### Material for the task
Start

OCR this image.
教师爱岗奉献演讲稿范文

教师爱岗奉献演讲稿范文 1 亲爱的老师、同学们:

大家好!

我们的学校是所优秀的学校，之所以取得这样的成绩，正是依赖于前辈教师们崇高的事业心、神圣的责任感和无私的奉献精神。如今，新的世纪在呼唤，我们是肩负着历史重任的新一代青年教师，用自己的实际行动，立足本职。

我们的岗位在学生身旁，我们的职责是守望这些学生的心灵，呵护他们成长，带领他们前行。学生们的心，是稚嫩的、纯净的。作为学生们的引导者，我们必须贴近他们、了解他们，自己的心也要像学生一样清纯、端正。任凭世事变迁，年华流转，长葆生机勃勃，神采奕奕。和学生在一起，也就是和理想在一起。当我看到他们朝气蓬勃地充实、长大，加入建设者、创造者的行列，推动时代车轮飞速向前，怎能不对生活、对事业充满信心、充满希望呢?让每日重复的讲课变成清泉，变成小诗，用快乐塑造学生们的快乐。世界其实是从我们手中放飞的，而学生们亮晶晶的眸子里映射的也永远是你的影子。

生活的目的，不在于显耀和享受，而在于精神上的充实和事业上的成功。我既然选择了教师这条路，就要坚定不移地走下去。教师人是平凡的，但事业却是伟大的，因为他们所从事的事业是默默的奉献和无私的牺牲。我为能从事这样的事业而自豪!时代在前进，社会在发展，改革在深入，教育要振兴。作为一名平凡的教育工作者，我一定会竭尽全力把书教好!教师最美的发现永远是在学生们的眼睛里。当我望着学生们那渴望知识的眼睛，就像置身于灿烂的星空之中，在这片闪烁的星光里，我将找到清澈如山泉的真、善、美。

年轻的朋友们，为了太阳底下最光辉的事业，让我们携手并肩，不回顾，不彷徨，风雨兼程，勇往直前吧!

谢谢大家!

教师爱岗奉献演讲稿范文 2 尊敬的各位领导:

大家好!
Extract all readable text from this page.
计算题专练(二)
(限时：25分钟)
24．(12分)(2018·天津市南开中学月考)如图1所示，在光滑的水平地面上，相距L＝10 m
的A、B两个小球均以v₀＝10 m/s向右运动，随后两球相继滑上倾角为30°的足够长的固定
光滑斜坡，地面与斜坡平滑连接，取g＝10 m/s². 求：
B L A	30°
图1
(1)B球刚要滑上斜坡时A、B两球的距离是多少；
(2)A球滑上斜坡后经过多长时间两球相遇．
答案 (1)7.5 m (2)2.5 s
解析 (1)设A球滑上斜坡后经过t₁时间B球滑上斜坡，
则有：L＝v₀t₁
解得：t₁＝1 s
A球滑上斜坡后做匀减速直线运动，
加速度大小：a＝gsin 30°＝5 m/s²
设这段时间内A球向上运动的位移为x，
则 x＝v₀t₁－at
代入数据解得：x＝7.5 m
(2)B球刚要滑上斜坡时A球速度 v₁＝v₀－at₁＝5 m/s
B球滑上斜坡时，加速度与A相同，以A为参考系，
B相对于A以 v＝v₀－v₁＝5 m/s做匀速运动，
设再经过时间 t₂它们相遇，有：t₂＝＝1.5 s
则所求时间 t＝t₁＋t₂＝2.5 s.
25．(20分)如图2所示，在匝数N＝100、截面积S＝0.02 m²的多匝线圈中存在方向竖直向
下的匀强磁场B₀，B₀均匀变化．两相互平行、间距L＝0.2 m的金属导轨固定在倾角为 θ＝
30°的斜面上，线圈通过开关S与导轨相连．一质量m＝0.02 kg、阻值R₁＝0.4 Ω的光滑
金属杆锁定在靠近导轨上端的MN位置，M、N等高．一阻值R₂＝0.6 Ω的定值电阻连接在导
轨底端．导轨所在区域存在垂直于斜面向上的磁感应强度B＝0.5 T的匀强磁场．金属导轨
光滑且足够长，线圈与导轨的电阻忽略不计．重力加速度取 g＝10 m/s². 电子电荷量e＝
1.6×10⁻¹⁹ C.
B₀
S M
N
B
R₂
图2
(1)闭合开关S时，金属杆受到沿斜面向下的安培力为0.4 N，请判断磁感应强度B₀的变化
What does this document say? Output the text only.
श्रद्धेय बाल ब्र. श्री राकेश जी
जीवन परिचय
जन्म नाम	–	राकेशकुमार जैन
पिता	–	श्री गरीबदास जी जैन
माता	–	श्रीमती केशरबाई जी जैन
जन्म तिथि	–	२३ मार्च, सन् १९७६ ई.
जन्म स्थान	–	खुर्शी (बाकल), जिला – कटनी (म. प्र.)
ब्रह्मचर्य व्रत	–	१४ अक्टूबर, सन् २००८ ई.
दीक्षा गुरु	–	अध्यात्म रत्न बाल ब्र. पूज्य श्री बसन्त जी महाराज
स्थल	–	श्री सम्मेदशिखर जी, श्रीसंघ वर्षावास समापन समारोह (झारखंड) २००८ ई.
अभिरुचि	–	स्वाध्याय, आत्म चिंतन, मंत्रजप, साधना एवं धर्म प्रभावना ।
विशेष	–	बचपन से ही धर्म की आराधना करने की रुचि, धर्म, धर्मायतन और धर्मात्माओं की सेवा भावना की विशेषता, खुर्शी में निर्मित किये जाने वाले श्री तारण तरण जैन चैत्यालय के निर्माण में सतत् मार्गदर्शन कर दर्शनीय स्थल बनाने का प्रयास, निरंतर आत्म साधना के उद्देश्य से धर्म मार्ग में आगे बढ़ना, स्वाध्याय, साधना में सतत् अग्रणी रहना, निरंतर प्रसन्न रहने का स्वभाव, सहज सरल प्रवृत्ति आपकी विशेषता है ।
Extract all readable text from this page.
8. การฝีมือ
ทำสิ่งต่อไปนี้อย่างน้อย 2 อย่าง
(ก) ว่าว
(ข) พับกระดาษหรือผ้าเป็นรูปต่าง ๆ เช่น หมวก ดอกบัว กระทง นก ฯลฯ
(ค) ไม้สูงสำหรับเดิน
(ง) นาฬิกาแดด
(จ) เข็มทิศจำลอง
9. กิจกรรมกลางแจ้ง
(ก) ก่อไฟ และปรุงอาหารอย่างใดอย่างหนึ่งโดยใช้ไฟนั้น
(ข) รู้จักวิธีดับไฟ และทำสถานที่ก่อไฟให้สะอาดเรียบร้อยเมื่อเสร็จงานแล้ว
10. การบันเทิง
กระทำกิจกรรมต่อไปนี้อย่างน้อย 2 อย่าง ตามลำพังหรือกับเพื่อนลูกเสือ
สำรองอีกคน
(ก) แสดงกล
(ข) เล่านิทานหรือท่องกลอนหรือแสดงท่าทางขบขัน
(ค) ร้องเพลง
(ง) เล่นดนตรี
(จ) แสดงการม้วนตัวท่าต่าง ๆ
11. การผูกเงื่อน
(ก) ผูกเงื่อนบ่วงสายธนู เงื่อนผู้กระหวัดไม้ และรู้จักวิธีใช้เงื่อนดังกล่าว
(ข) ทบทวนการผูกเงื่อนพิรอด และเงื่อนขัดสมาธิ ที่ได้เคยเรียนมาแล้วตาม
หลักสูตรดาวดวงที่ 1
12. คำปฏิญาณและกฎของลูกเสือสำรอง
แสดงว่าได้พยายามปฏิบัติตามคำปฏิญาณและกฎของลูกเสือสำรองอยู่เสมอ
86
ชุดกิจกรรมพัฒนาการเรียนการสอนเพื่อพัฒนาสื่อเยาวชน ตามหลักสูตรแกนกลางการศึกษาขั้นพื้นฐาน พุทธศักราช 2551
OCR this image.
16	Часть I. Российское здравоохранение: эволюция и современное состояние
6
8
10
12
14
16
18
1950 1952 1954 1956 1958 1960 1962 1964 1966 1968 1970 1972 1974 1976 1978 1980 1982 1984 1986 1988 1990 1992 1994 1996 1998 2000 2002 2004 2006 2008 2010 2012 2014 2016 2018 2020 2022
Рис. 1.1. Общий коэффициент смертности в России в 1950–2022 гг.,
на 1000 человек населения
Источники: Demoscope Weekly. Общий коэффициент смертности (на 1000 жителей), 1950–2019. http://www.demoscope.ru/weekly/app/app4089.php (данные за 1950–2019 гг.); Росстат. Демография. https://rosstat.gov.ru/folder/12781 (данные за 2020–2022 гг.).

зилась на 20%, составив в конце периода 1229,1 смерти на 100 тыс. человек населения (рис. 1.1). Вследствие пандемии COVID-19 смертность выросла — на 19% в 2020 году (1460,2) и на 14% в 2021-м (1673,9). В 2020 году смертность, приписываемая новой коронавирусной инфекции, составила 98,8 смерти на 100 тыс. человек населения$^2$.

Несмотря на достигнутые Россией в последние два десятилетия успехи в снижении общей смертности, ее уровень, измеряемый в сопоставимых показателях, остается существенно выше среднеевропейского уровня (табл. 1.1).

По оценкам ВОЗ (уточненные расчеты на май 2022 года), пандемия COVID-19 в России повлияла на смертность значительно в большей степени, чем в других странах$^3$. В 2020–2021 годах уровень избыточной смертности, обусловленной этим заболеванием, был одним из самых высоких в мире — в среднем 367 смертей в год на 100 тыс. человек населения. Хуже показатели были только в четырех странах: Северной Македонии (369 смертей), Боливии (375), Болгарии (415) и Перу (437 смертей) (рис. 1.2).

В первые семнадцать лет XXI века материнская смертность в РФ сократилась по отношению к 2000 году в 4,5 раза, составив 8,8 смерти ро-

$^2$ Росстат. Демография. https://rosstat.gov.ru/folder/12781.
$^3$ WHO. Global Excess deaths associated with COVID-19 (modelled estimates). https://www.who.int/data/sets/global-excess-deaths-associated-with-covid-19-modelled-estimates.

End

### Your task
Find every line with "rosstat" in the listing and state how many there are, nothing else.

### Full solution
2